Extracted records:
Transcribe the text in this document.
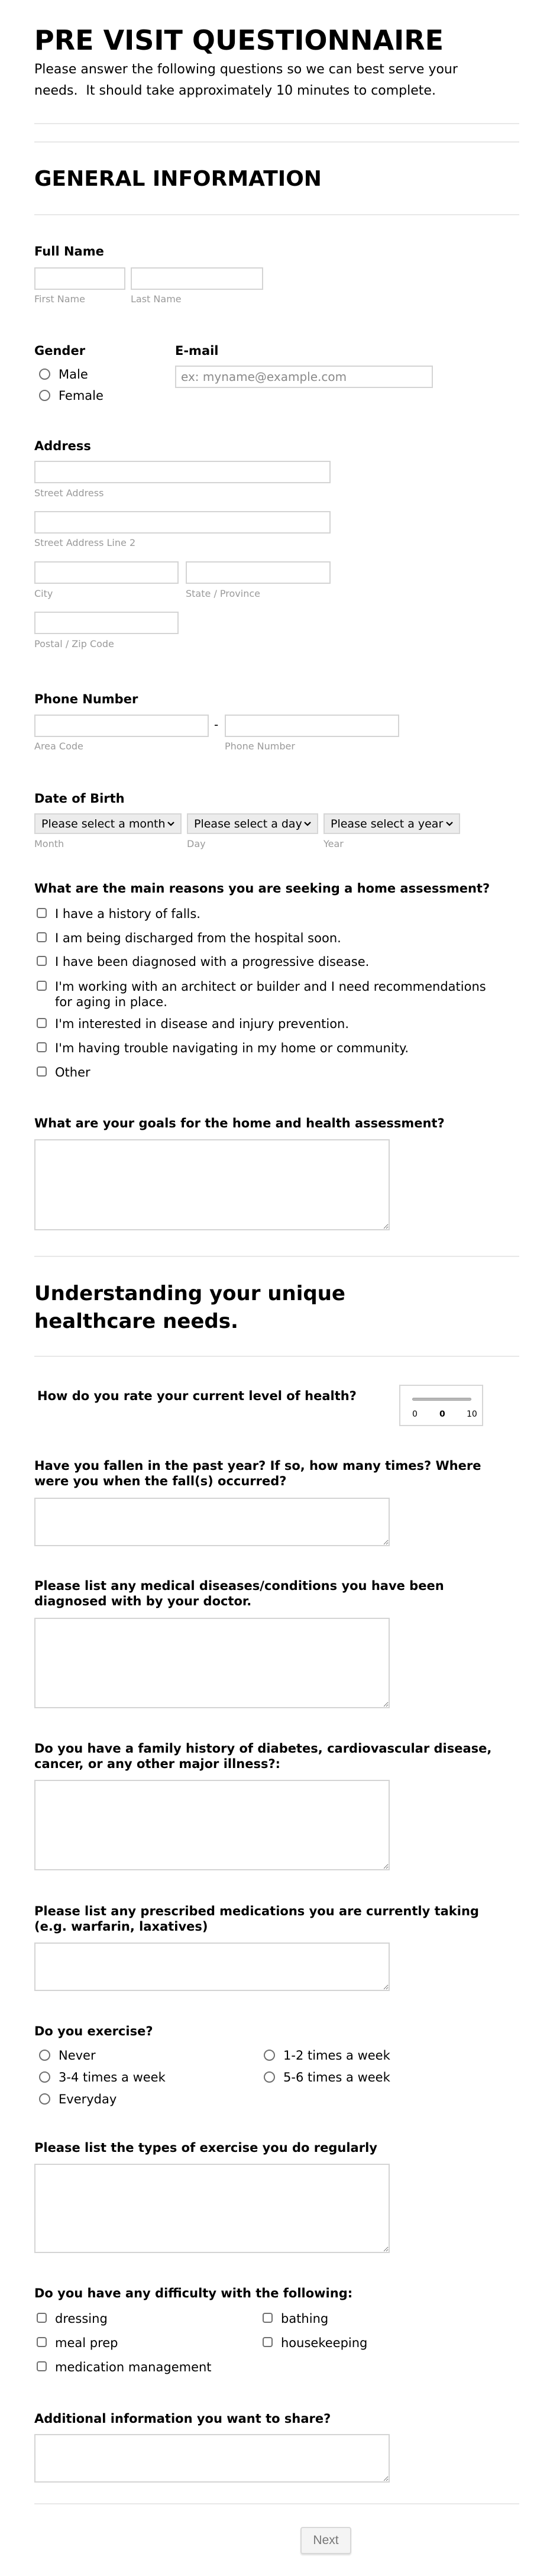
PRE VISIT QUESTIONNAIRE
Please answer the following questions so we can best serve your
needs.  It should take approximately 10 minutes to complete.
GENERAL INFORMATION
Full Name
First Name	Last Name
Gender
Male
Female
E-mail
ex: myname@example.com
Address
Street Address
Street Address Line 2
City	State / Province
Postal / Zip Code
Phone Number
-
Area Code	Phone Number
Date of Birth
Please select a month	Please select a day	Please select a year
Month	Day	Year
What are the main reasons you are seeking a home assessment?
I have a history of falls.
I am being discharged from the hospital soon.
I have been diagnosed with a progressive disease.
I'm working with an architect or builder and I need recommendations
for aging in place.
I'm interested in disease and injury prevention.
I'm having trouble navigating in my home or community.
Other
What are your goals for the home and health assessment?
Understanding your unique
healthcare needs.
How do you rate your current level of health?
0	0	10
Have you fallen in the past year? If so, how many times? Where
were you when the fall(s) occurred?
Please list any medical diseases/conditions you have been
diagnosed with by your doctor.
Do you have a family history of diabetes, cardiovascular disease,
cancer, or any other major illness?:
Please list any prescribed medications you are currently taking
(e.g. warfarin, laxatives)
Do you exercise?
Never	1-2 times a week
3-4 times a week	5-6 times a week
Everyday
Please list the types of exercise you do regularly
Do you have any difficulty with the following:
dressing	bathing
meal prep	housekeeping
medication management
Additional information you want to share?
Next
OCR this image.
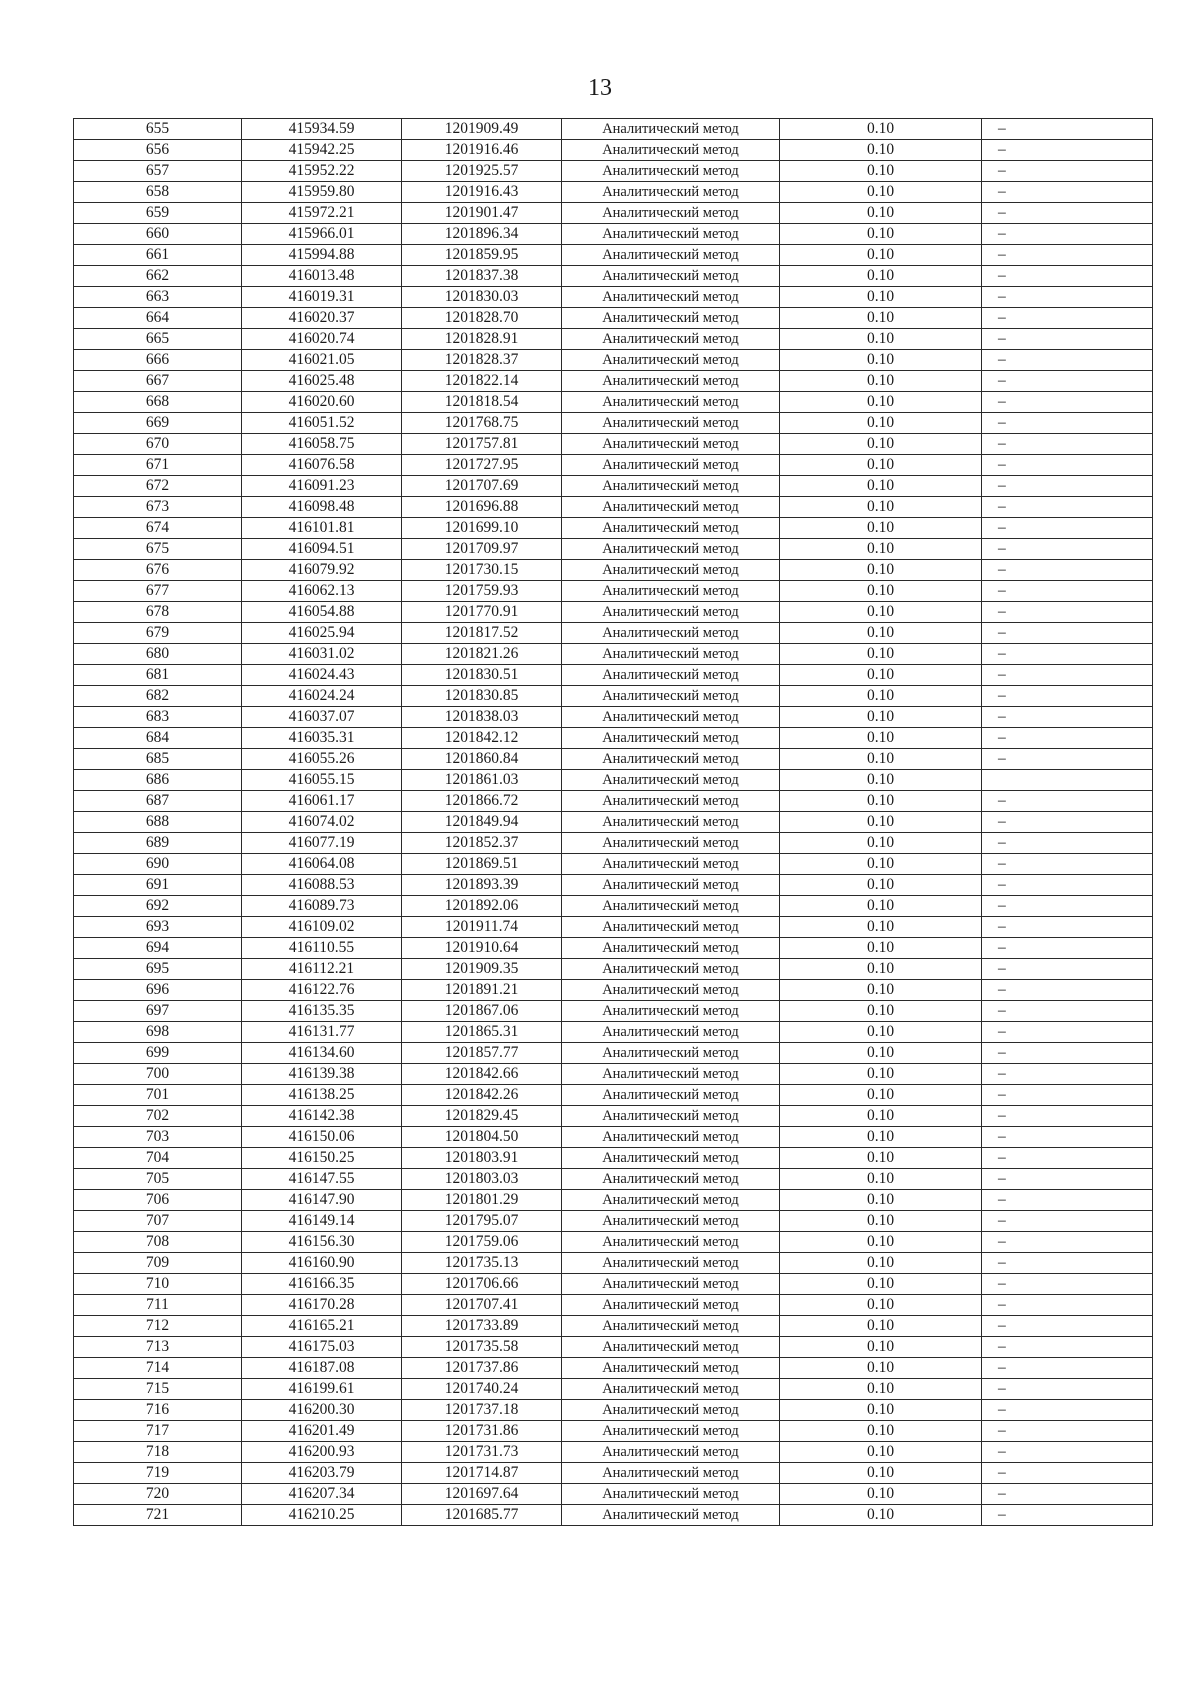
13
655	415934.59	1201909.49	Аналитический метод	0.10	–
656	415942.25	1201916.46	Аналитический метод	0.10	–
657	415952.22	1201925.57	Аналитический метод	0.10	–
658	415959.80	1201916.43	Аналитический метод	0.10	–
659	415972.21	1201901.47	Аналитический метод	0.10	–
660	415966.01	1201896.34	Аналитический метод	0.10	–
661	415994.88	1201859.95	Аналитический метод	0.10	–
662	416013.48	1201837.38	Аналитический метод	0.10	–
663	416019.31	1201830.03	Аналитический метод	0.10	–
664	416020.37	1201828.70	Аналитический метод	0.10	–
665	416020.74	1201828.91	Аналитический метод	0.10	–
666	416021.05	1201828.37	Аналитический метод	0.10	–
667	416025.48	1201822.14	Аналитический метод	0.10	–
668	416020.60	1201818.54	Аналитический метод	0.10	–
669	416051.52	1201768.75	Аналитический метод	0.10	–
670	416058.75	1201757.81	Аналитический метод	0.10	–
671	416076.58	1201727.95	Аналитический метод	0.10	–
672	416091.23	1201707.69	Аналитический метод	0.10	–
673	416098.48	1201696.88	Аналитический метод	0.10	–
674	416101.81	1201699.10	Аналитический метод	0.10	–
675	416094.51	1201709.97	Аналитический метод	0.10	–
676	416079.92	1201730.15	Аналитический метод	0.10	–
677	416062.13	1201759.93	Аналитический метод	0.10	–
678	416054.88	1201770.91	Аналитический метод	0.10	–
679	416025.94	1201817.52	Аналитический метод	0.10	–
680	416031.02	1201821.26	Аналитический метод	0.10	–
681	416024.43	1201830.51	Аналитический метод	0.10	–
682	416024.24	1201830.85	Аналитический метод	0.10	–
683	416037.07	1201838.03	Аналитический метод	0.10	–
684	416035.31	1201842.12	Аналитический метод	0.10	–
685	416055.26	1201860.84	Аналитический метод	0.10	–
686	416055.15	1201861.03	Аналитический метод	0.10	
687	416061.17	1201866.72	Аналитический метод	0.10	–
688	416074.02	1201849.94	Аналитический метод	0.10	–
689	416077.19	1201852.37	Аналитический метод	0.10	–
690	416064.08	1201869.51	Аналитический метод	0.10	–
691	416088.53	1201893.39	Аналитический метод	0.10	–
692	416089.73	1201892.06	Аналитический метод	0.10	–
693	416109.02	1201911.74	Аналитический метод	0.10	–
694	416110.55	1201910.64	Аналитический метод	0.10	–
695	416112.21	1201909.35	Аналитический метод	0.10	–
696	416122.76	1201891.21	Аналитический метод	0.10	–
697	416135.35	1201867.06	Аналитический метод	0.10	–
698	416131.77	1201865.31	Аналитический метод	0.10	–
699	416134.60	1201857.77	Аналитический метод	0.10	–
700	416139.38	1201842.66	Аналитический метод	0.10	–
701	416138.25	1201842.26	Аналитический метод	0.10	–
702	416142.38	1201829.45	Аналитический метод	0.10	–
703	416150.06	1201804.50	Аналитический метод	0.10	–
704	416150.25	1201803.91	Аналитический метод	0.10	–
705	416147.55	1201803.03	Аналитический метод	0.10	–
706	416147.90	1201801.29	Аналитический метод	0.10	–
707	416149.14	1201795.07	Аналитический метод	0.10	–
708	416156.30	1201759.06	Аналитический метод	0.10	–
709	416160.90	1201735.13	Аналитический метод	0.10	–
710	416166.35	1201706.66	Аналитический метод	0.10	–
711	416170.28	1201707.41	Аналитический метод	0.10	–
712	416165.21	1201733.89	Аналитический метод	0.10	–
713	416175.03	1201735.58	Аналитический метод	0.10	–
714	416187.08	1201737.86	Аналитический метод	0.10	–
715	416199.61	1201740.24	Аналитический метод	0.10	–
716	416200.30	1201737.18	Аналитический метод	0.10	–
717	416201.49	1201731.86	Аналитический метод	0.10	–
718	416200.93	1201731.73	Аналитический метод	0.10	–
719	416203.79	1201714.87	Аналитический метод	0.10	–
720	416207.34	1201697.64	Аналитический метод	0.10	–
721	416210.25	1201685.77	Аналитический метод	0.10	–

:: Work to complete ::
Print every entry exactly as written, without the pictures.

:: The output ::
Transcribe the text in this document.
PRE VISIT QUESTIONNAIRE
Please answer the following questions so we can best serve your
needs.  It should take approximately 10 minutes to complete.
GENERAL INFORMATION
Full Name
First Name	Last Name
Gender
Male
Female
E-mail
ex: myname@example.com
Address
Street Address
Street Address Line 2
City	State / Province
Postal / Zip Code
Phone Number
-
Area Code	Phone Number
Date of Birth
Please select a month	Please select a day	Please select a year
Month	Day	Year
What are the main reasons you are seeking a home assessment?
I have a history of falls.
I am being discharged from the hospital soon.
I have been diagnosed with a progressive disease.
I'm working with an architect or builder and I need recommendations
for aging in place.
I'm interested in disease and injury prevention.
I'm having trouble navigating in my home or community.
Other
What are your goals for the home and health assessment?
Understanding your unique
healthcare needs.
How do you rate your current level of health?
0	0	10
Have you fallen in the past year? If so, how many times? Where
were you when the fall(s) occurred?
Please list any medical diseases/conditions you have been
diagnosed with by your doctor.
Do you have a family history of diabetes, cardiovascular disease,
cancer, or any other major illness?:
Please list any prescribed medications you are currently taking
(e.g. warfarin, laxatives)
Do you exercise?
Never	1-2 times a week
3-4 times a week	5-6 times a week
Everyday
Please list the types of exercise you do regularly
Do you have any difficulty with the following:
dressing	bathing
meal prep	housekeeping
medication management
Additional information you want to share?
Next
OCR this image.
13
655	415934.59	1201909.49	Аналитический метод	0.10	–
656	415942.25	1201916.46	Аналитический метод	0.10	–
657	415952.22	1201925.57	Аналитический метод	0.10	–
658	415959.80	1201916.43	Аналитический метод	0.10	–
659	415972.21	1201901.47	Аналитический метод	0.10	–
660	415966.01	1201896.34	Аналитический метод	0.10	–
661	415994.88	1201859.95	Аналитический метод	0.10	–
662	416013.48	1201837.38	Аналитический метод	0.10	–
663	416019.31	1201830.03	Аналитический метод	0.10	–
664	416020.37	1201828.70	Аналитический метод	0.10	–
665	416020.74	1201828.91	Аналитический метод	0.10	–
666	416021.05	1201828.37	Аналитический метод	0.10	–
667	416025.48	1201822.14	Аналитический метод	0.10	–
668	416020.60	1201818.54	Аналитический метод	0.10	–
669	416051.52	1201768.75	Аналитический метод	0.10	–
670	416058.75	1201757.81	Аналитический метод	0.10	–
671	416076.58	1201727.95	Аналитический метод	0.10	–
672	416091.23	1201707.69	Аналитический метод	0.10	–
673	416098.48	1201696.88	Аналитический метод	0.10	–
674	416101.81	1201699.10	Аналитический метод	0.10	–
675	416094.51	1201709.97	Аналитический метод	0.10	–
676	416079.92	1201730.15	Аналитический метод	0.10	–
677	416062.13	1201759.93	Аналитический метод	0.10	–
678	416054.88	1201770.91	Аналитический метод	0.10	–
679	416025.94	1201817.52	Аналитический метод	0.10	–
680	416031.02	1201821.26	Аналитический метод	0.10	–
681	416024.43	1201830.51	Аналитический метод	0.10	–
682	416024.24	1201830.85	Аналитический метод	0.10	–
683	416037.07	1201838.03	Аналитический метод	0.10	–
684	416035.31	1201842.12	Аналитический метод	0.10	–
685	416055.26	1201860.84	Аналитический метод	0.10	–
686	416055.15	1201861.03	Аналитический метод	0.10	
687	416061.17	1201866.72	Аналитический метод	0.10	–
688	416074.02	1201849.94	Аналитический метод	0.10	–
689	416077.19	1201852.37	Аналитический метод	0.10	–
690	416064.08	1201869.51	Аналитический метод	0.10	–
691	416088.53	1201893.39	Аналитический метод	0.10	–
692	416089.73	1201892.06	Аналитический метод	0.10	–
693	416109.02	1201911.74	Аналитический метод	0.10	–
694	416110.55	1201910.64	Аналитический метод	0.10	–
695	416112.21	1201909.35	Аналитический метод	0.10	–
696	416122.76	1201891.21	Аналитический метод	0.10	–
697	416135.35	1201867.06	Аналитический метод	0.10	–
698	416131.77	1201865.31	Аналитический метод	0.10	–
699	416134.60	1201857.77	Аналитический метод	0.10	–
700	416139.38	1201842.66	Аналитический метод	0.10	–
701	416138.25	1201842.26	Аналитический метод	0.10	–
702	416142.38	1201829.45	Аналитический метод	0.10	–
703	416150.06	1201804.50	Аналитический метод	0.10	–
704	416150.25	1201803.91	Аналитический метод	0.10	–
705	416147.55	1201803.03	Аналитический метод	0.10	–
706	416147.90	1201801.29	Аналитический метод	0.10	–
707	416149.14	1201795.07	Аналитический метод	0.10	–
708	416156.30	1201759.06	Аналитический метод	0.10	–
709	416160.90	1201735.13	Аналитический метод	0.10	–
710	416166.35	1201706.66	Аналитический метод	0.10	–
711	416170.28	1201707.41	Аналитический метод	0.10	–
712	416165.21	1201733.89	Аналитический метод	0.10	–
713	416175.03	1201735.58	Аналитический метод	0.10	–
714	416187.08	1201737.86	Аналитический метод	0.10	–
715	416199.61	1201740.24	Аналитический метод	0.10	–
716	416200.30	1201737.18	Аналитический метод	0.10	–
717	416201.49	1201731.86	Аналитический метод	0.10	–
718	416200.93	1201731.73	Аналитический метод	0.10	–
719	416203.79	1201714.87	Аналитический метод	0.10	–
720	416207.34	1201697.64	Аналитический метод	0.10	–
721	416210.25	1201685.77	Аналитический метод	0.10	–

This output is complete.